* Listed entries

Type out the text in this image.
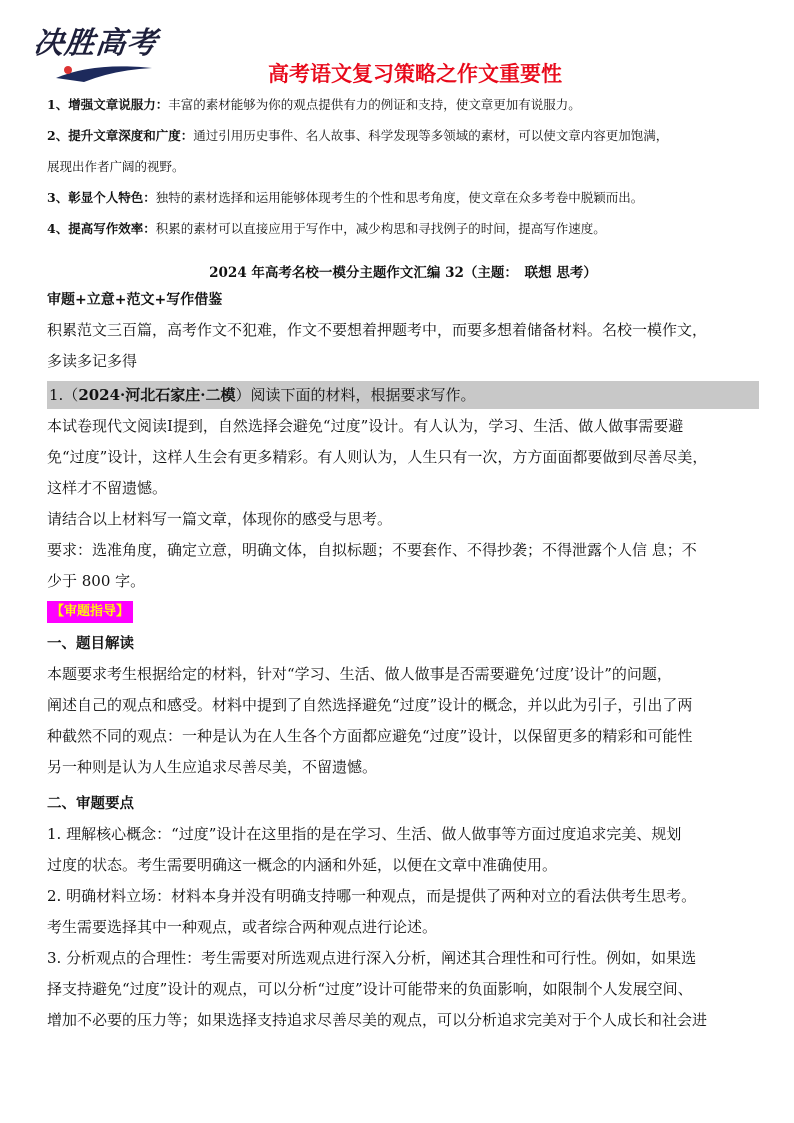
决胜高考
高考语文复习策略之作文重要性

1、增强文章说服力：丰富的素材能够为你的观点提供有力的例证和支持，使文章更加有说服力。

2、提升文章深度和广度：通过引用历史事件、名人故事、科学发现等多领域的素材，可以使文章内容更加饱满，
展现出作者广阔的视野。

3、彰显个人特色：独特的素材选择和运用能够体现考生的个性和思考角度，使文章在众多考卷中脱颖而出。

4、提高写作效率：积累的素材可以直接应用于写作中，减少构思和寻找例子的时间，提高写作速度。

2024 年高考名校一模分主题作文汇编 32（主题：　联想 思考）
审题+立意+范文+写作借鉴

积累范文三百篇，高考作文不犯难，作文不要想着押题考中，而要多想着储备材料。名校一模作文，

多读多记多得

1.（2024·河北石家庄·二模）阅读下面的材料，根据要求写作。

本试卷现代文阅读Ⅰ提到，自然选择会避免“过度”设计。有人认为，学习、生活、做人做事需要避

免“过度”设计，这样人生会有更多精彩。有人则认为，人生只有一次，方方面面都要做到尽善尽美，

这样才不留遗憾。

请结合以上材料写一篇文章，体现你的感受与思考。

要求：选准角度，确定立意，明确文体，自拟标题；不要套作、不得抄袭；不得泄露个人信 息；不

少于 800 字。

【审题指导】

一、题目解读

本题要求考生根据给定的材料，针对“学习、生活、做人做事是否需要避免‘过度’设计”的问题，

阐述自己的观点和感受。材料中提到了自然选择避免“过度”设计的概念，并以此为引子，引出了两

种截然不同的观点：一种是认为在人生各个方面都应避免“过度”设计，以保留更多的精彩和可能性

另一种则是认为人生应追求尽善尽美，不留遗憾。

二、审题要点

1. 理解核心概念：“过度”设计在这里指的是在学习、生活、做人做事等方面过度追求完美、规划

过度的状态。考生需要明确这一概念的内涵和外延，以便在文章中准确使用。

2. 明确材料立场：材料本身并没有明确支持哪一种观点，而是提供了两种对立的看法供考生思考。

考生需要选择其中一种观点，或者综合两种观点进行论述。

3. 分析观点的合理性：考生需要对所选观点进行深入分析，阐述其合理性和可行性。例如，如果选

择支持避免“过度”设计的观点，可以分析“过度”设计可能带来的负面影响，如限制个人发展空间、

增加不必要的压力等；如果选择支持追求尽善尽美的观点，可以分析追求完美对于个人成长和社会进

* Exercise objective
Pictures in the records should not appear in your copy, but everything else must be transcribed exactly.

* Problem solution
Type out the text in this image.
决胜高考
高考语文复习策略之作文重要性

1、增强文章说服力：丰富的素材能够为你的观点提供有力的例证和支持，使文章更加有说服力。

2、提升文章深度和广度：通过引用历史事件、名人故事、科学发现等多领域的素材，可以使文章内容更加饱满，
展现出作者广阔的视野。

3、彰显个人特色：独特的素材选择和运用能够体现考生的个性和思考角度，使文章在众多考卷中脱颖而出。

4、提高写作效率：积累的素材可以直接应用于写作中，减少构思和寻找例子的时间，提高写作速度。

2024 年高考名校一模分主题作文汇编 32（主题：　联想 思考）
审题+立意+范文+写作借鉴

积累范文三百篇，高考作文不犯难，作文不要想着押题考中，而要多想着储备材料。名校一模作文，

多读多记多得

1.（2024·河北石家庄·二模）阅读下面的材料，根据要求写作。

本试卷现代文阅读Ⅰ提到，自然选择会避免“过度”设计。有人认为，学习、生活、做人做事需要避

免“过度”设计，这样人生会有更多精彩。有人则认为，人生只有一次，方方面面都要做到尽善尽美，

这样才不留遗憾。

请结合以上材料写一篇文章，体现你的感受与思考。

要求：选准角度，确定立意，明确文体，自拟标题；不要套作、不得抄袭；不得泄露个人信 息；不

少于 800 字。

【审题指导】

一、题目解读

本题要求考生根据给定的材料，针对“学习、生活、做人做事是否需要避免‘过度’设计”的问题，

阐述自己的观点和感受。材料中提到了自然选择避免“过度”设计的概念，并以此为引子，引出了两

种截然不同的观点：一种是认为在人生各个方面都应避免“过度”设计，以保留更多的精彩和可能性

另一种则是认为人生应追求尽善尽美，不留遗憾。

二、审题要点

1. 理解核心概念：“过度”设计在这里指的是在学习、生活、做人做事等方面过度追求完美、规划

过度的状态。考生需要明确这一概念的内涵和外延，以便在文章中准确使用。

2. 明确材料立场：材料本身并没有明确支持哪一种观点，而是提供了两种对立的看法供考生思考。

考生需要选择其中一种观点，或者综合两种观点进行论述。

3. 分析观点的合理性：考生需要对所选观点进行深入分析，阐述其合理性和可行性。例如，如果选

择支持避免“过度”设计的观点，可以分析“过度”设计可能带来的负面影响，如限制个人发展空间、

增加不必要的压力等；如果选择支持追求尽善尽美的观点，可以分析追求完美对于个人成长和社会进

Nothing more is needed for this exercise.